THE EXERCISE → Scan the lines below for "ylabel"; report the number of lines that contain it, and only that.

+++ LISTED RECORDS +++

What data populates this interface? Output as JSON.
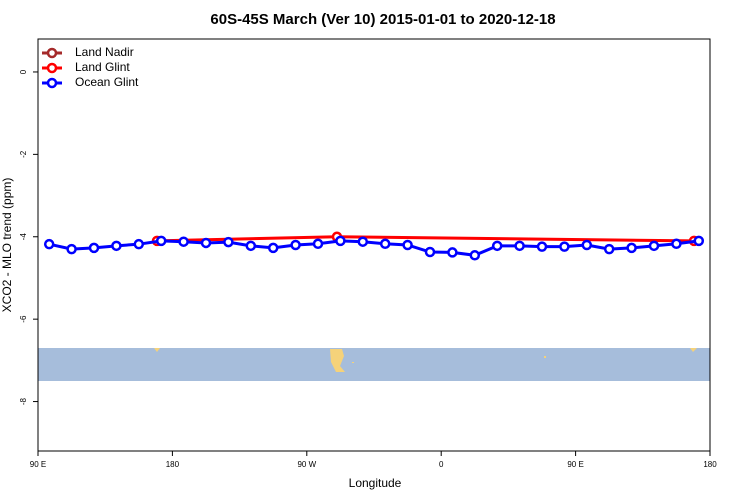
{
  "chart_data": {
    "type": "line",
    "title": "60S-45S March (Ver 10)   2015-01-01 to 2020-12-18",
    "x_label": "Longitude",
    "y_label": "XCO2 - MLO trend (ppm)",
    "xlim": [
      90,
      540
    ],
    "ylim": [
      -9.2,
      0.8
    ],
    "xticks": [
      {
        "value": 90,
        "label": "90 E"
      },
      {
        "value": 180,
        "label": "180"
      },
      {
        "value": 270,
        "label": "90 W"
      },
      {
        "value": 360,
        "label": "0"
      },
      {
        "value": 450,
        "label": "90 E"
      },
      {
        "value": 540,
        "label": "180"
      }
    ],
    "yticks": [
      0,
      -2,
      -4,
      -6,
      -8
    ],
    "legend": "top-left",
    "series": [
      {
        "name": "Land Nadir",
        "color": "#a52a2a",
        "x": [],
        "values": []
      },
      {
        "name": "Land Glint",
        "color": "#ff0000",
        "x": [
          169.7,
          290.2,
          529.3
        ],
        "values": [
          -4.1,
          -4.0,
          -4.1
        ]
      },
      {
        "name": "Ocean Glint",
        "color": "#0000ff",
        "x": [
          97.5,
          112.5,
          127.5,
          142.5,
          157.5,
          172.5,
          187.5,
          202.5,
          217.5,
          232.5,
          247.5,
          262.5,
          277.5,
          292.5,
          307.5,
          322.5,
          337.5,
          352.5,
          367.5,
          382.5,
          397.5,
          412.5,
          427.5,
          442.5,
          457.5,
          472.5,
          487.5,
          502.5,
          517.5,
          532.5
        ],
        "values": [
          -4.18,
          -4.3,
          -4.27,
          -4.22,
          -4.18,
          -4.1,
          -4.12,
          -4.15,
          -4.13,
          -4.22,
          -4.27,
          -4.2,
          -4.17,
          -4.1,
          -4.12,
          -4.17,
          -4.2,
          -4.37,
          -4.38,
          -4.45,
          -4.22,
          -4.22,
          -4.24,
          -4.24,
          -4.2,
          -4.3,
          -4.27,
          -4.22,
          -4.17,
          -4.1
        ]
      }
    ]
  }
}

+++
+++ LISTED RECORDS +++

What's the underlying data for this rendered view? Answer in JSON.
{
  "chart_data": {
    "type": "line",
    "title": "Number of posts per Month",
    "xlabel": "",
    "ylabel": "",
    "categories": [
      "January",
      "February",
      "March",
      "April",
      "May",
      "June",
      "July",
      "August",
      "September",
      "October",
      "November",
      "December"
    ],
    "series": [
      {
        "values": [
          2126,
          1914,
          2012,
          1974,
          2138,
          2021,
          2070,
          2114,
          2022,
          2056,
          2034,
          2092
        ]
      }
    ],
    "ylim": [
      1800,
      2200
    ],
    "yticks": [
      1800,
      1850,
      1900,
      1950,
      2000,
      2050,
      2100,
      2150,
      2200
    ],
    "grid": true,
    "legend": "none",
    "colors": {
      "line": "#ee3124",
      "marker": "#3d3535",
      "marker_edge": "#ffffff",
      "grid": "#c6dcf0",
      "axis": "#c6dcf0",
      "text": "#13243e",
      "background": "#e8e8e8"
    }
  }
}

+++
+++ LISTED RECORDS +++

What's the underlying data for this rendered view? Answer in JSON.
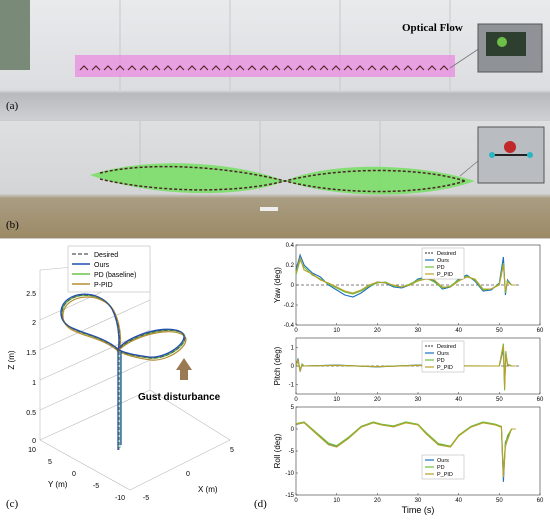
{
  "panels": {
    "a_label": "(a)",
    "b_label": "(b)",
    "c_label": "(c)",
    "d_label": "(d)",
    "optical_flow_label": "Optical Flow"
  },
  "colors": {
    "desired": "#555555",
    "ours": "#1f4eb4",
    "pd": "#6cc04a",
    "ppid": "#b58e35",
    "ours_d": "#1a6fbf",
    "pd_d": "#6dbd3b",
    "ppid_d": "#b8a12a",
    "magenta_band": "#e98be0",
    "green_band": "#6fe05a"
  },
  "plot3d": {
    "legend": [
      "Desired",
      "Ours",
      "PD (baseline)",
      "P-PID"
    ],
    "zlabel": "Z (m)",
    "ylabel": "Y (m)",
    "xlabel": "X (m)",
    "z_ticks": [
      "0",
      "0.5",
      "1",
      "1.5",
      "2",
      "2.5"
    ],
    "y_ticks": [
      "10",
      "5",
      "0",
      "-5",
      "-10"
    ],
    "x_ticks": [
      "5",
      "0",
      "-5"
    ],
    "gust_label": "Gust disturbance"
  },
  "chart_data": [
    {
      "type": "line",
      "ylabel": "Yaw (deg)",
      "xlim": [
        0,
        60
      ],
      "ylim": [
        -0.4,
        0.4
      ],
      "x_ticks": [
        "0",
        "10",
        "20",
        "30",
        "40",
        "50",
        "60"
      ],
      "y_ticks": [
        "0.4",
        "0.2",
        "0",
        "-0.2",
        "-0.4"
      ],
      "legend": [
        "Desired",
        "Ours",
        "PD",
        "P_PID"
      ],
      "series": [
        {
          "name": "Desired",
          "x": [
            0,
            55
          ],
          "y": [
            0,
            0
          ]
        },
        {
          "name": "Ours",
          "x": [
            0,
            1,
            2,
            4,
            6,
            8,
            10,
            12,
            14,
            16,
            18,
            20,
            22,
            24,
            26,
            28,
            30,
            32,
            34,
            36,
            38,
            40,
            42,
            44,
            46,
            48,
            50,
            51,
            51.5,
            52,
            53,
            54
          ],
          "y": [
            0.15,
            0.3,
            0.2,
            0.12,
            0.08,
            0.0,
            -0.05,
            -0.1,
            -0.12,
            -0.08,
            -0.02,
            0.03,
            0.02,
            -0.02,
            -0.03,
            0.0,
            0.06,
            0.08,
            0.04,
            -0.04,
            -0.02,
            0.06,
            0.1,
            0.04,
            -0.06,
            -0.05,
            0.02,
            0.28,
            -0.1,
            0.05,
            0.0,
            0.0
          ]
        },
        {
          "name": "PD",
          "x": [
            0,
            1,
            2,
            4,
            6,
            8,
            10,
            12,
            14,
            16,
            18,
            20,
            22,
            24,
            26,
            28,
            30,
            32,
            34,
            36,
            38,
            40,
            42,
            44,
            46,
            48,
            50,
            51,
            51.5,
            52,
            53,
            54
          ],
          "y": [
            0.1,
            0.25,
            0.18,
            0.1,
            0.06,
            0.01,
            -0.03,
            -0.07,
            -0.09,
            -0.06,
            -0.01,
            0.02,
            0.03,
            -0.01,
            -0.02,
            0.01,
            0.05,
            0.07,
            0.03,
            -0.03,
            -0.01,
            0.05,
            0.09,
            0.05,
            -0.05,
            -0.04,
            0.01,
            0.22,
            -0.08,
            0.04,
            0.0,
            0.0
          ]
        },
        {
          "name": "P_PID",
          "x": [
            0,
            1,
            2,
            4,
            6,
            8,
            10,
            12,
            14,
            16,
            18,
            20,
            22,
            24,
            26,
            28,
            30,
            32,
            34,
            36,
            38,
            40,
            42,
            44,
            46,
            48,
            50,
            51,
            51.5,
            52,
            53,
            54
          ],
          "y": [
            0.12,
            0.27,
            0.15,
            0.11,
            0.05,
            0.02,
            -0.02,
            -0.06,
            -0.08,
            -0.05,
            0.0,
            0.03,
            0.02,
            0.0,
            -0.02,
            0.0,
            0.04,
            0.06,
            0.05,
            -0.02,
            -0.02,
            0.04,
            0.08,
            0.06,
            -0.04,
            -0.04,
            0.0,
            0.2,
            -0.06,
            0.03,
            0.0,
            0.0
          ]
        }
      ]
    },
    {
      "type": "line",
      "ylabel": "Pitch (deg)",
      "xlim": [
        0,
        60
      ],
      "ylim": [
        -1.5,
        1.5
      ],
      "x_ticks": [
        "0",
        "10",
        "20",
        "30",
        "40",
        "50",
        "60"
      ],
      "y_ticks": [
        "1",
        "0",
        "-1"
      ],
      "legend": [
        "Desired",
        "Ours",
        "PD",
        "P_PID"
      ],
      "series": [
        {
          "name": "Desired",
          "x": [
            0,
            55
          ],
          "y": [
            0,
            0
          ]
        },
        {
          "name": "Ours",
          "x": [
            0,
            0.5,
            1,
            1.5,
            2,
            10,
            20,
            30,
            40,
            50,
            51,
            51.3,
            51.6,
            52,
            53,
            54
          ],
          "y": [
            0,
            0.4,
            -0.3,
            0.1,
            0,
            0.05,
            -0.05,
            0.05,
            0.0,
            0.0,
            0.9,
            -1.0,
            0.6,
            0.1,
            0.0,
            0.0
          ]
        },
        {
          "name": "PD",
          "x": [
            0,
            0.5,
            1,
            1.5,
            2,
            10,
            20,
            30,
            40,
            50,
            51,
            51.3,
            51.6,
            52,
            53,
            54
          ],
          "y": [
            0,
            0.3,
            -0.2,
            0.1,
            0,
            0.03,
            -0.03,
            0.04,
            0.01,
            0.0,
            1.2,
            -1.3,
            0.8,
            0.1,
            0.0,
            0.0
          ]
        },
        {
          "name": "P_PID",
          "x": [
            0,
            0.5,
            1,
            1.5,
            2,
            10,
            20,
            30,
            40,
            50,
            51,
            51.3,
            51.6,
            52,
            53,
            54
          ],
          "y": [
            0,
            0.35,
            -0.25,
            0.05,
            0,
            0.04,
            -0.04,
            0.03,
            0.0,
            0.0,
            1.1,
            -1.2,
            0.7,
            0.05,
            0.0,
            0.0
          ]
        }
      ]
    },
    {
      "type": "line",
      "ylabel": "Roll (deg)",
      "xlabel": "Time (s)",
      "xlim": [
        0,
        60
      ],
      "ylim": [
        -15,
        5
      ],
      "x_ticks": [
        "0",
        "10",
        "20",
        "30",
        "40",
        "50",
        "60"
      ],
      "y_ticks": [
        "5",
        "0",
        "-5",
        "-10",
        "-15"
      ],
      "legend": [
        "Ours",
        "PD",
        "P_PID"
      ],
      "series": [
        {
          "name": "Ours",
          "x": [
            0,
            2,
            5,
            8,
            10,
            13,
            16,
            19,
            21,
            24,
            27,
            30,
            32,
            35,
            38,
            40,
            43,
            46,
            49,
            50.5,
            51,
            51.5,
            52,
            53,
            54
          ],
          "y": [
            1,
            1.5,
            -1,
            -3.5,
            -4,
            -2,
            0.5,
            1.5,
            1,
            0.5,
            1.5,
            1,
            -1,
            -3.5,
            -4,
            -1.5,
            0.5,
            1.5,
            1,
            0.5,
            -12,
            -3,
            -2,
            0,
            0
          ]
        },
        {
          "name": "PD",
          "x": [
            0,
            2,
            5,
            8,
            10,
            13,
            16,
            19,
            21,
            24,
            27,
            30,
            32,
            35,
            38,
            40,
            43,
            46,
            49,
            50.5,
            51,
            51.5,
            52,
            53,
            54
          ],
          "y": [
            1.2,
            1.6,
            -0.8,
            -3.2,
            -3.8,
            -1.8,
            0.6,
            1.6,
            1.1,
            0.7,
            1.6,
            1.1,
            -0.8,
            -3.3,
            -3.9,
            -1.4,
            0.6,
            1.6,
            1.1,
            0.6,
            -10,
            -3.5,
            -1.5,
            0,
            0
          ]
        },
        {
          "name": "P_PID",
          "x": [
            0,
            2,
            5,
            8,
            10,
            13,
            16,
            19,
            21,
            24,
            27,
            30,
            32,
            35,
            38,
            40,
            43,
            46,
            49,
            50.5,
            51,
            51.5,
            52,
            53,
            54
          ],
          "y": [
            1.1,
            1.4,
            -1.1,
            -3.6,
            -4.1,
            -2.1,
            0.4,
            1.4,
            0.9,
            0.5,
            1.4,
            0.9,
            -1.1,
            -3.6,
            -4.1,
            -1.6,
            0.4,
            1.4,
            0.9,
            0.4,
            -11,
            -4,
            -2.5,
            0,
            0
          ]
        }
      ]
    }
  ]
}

+++

RESULT → 5